begin INPUT MATERIAL
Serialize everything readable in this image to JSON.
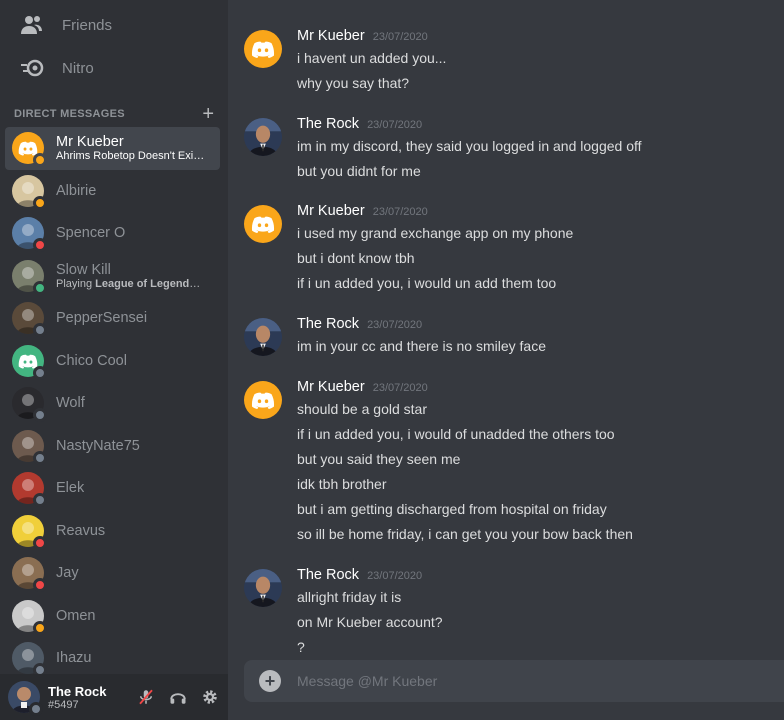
{
  "sidebar": {
    "nav": [
      {
        "label": "Friends",
        "icon": "friends-icon"
      },
      {
        "label": "Nitro",
        "icon": "nitro-icon"
      }
    ],
    "dm_header": "DIRECT MESSAGES",
    "dms": [
      {
        "name": "Mr Kueber",
        "sub": "Ahrims Robetop Doesn't Exis...",
        "status": "idle",
        "avatar": "discord",
        "color": "#faa61a",
        "active": true
      },
      {
        "name": "Albirie",
        "sub": "",
        "status": "idle",
        "avatar": "person",
        "color": "#d7c6a0"
      },
      {
        "name": "Spencer O",
        "sub": "",
        "status": "dnd",
        "avatar": "person",
        "color": "#5b7fa8"
      },
      {
        "name": "Slow Kill",
        "sub_prefix": "Playing ",
        "sub_game": "League of Legends",
        "status": "online",
        "avatar": "person",
        "color": "#7a7f6d"
      },
      {
        "name": "PepperSensei",
        "sub": "",
        "status": "offline",
        "avatar": "person",
        "color": "#5a4a3a"
      },
      {
        "name": "Chico Cool",
        "sub": "",
        "status": "offline",
        "avatar": "discord",
        "color": "#43b581"
      },
      {
        "name": "Wolf",
        "sub": "",
        "status": "offline",
        "avatar": "person",
        "color": "#2a2a2e"
      },
      {
        "name": "NastyNate75",
        "sub": "",
        "status": "offline",
        "avatar": "person",
        "color": "#6d5a4e"
      },
      {
        "name": "Elek",
        "sub": "",
        "status": "offline",
        "avatar": "person",
        "color": "#b23a2f"
      },
      {
        "name": "Reavus",
        "sub": "",
        "status": "dnd",
        "avatar": "person",
        "color": "#f0cf3a"
      },
      {
        "name": "Jay",
        "sub": "",
        "status": "dnd",
        "avatar": "person",
        "color": "#8a6e52"
      },
      {
        "name": "Omen",
        "sub": "",
        "status": "idle",
        "avatar": "person",
        "color": "#c9c9c9"
      },
      {
        "name": "Ihazu",
        "sub": "",
        "status": "offline",
        "avatar": "person",
        "color": "#4f5a66"
      }
    ]
  },
  "user": {
    "name": "The Rock",
    "tag": "#5497",
    "status": "offline"
  },
  "chat": {
    "messages": [
      {
        "author": "Mr Kueber",
        "time": "23/07/2020",
        "avatar": "discord",
        "lines": [
          "i havent un added you...",
          "why you say that?"
        ]
      },
      {
        "author": "The Rock",
        "time": "23/07/2020",
        "avatar": "rock",
        "lines": [
          "im in my discord, they said you logged in and logged off",
          "but you didnt for me"
        ]
      },
      {
        "author": "Mr Kueber",
        "time": "23/07/2020",
        "avatar": "discord",
        "lines": [
          "i used my grand exchange app on my phone",
          "but i dont know tbh",
          "if i un added you, i would un add them too"
        ]
      },
      {
        "author": "The Rock",
        "time": "23/07/2020",
        "avatar": "rock",
        "lines": [
          "im in your cc and there is no smiley face"
        ]
      },
      {
        "author": "Mr Kueber",
        "time": "23/07/2020",
        "avatar": "discord",
        "lines": [
          "should be a gold star",
          "if i un added you, i would of unadded the others too",
          "but you said they seen me",
          "idk tbh brother",
          "but i am getting discharged from hospital on friday",
          "so ill be home friday, i can get you your bow back then"
        ]
      },
      {
        "author": "The Rock",
        "time": "23/07/2020",
        "avatar": "rock",
        "lines": [
          "allright friday it is",
          "on Mr Kueber account?",
          "?"
        ]
      }
    ],
    "composer_placeholder": "Message @Mr Kueber"
  },
  "colors": {
    "accent": "#faa61a",
    "background": "#36393f",
    "sidebar": "#2f3136"
  }
}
end INPUT MATERIAL
YOUR OBJECTIVE: Answer with a single number: the count of lines holding the word "would".

TASK OUTPUT: 2